Records from a collection:
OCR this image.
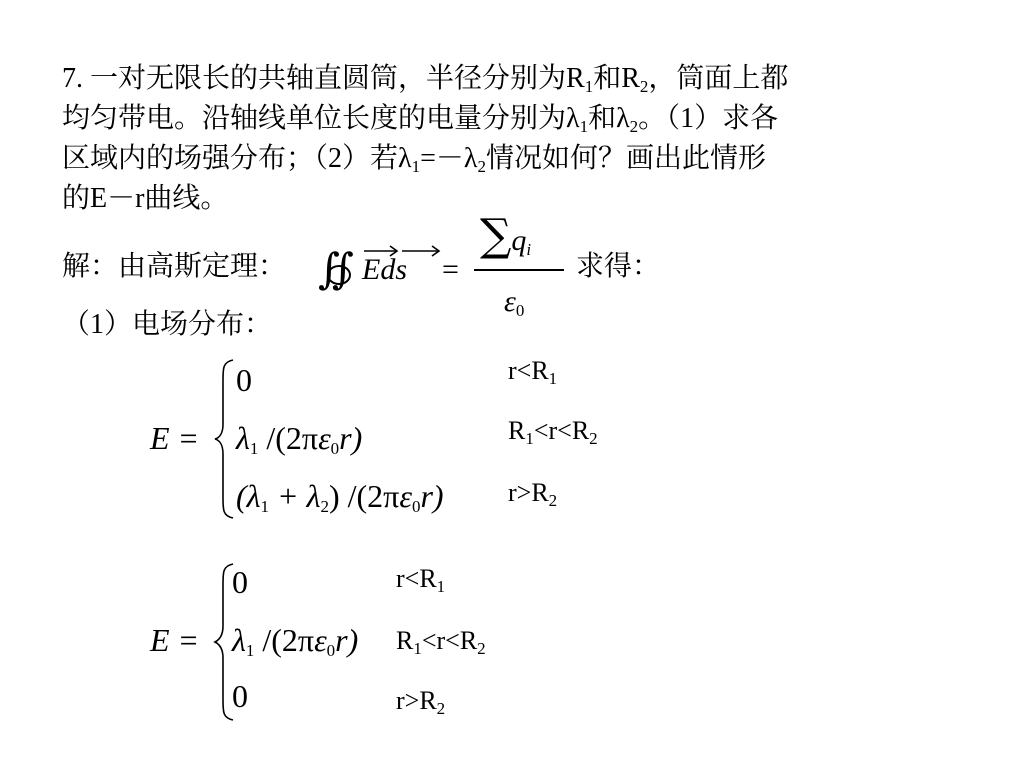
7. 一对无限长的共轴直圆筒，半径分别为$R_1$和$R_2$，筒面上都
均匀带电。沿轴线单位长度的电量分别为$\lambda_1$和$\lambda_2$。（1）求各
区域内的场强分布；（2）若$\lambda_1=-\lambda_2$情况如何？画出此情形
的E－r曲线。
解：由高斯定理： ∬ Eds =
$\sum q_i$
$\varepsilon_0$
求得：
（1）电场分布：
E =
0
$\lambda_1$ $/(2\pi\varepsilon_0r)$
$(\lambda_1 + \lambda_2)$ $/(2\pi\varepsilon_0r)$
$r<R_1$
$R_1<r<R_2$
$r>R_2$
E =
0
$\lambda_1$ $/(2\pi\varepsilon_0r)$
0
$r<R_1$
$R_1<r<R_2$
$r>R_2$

WORK TO DO: Return the listing above unchanged, apart from dropping its pictures.

PROBLEM SOLUTION:
OCR this image.
7. 一对无限长的共轴直圆筒，半径分别为$R_1$和$R_2$，筒面上都
均匀带电。沿轴线单位长度的电量分别为$\lambda_1$和$\lambda_2$。（1）求各
区域内的场强分布；（2）若$\lambda_1=-\lambda_2$情况如何？画出此情形
的E－r曲线。
解：由高斯定理： ∬ Eds =
$\sum q_i$
$\varepsilon_0$
求得：
（1）电场分布：
E =
0
$\lambda_1$ $/(2\pi\varepsilon_0r)$
$(\lambda_1 + \lambda_2)$ $/(2\pi\varepsilon_0r)$
$r<R_1$
$R_1<r<R_2$
$r>R_2$
E =
0
$\lambda_1$ $/(2\pi\varepsilon_0r)$
0
$r<R_1$
$R_1<r<R_2$
$r>R_2$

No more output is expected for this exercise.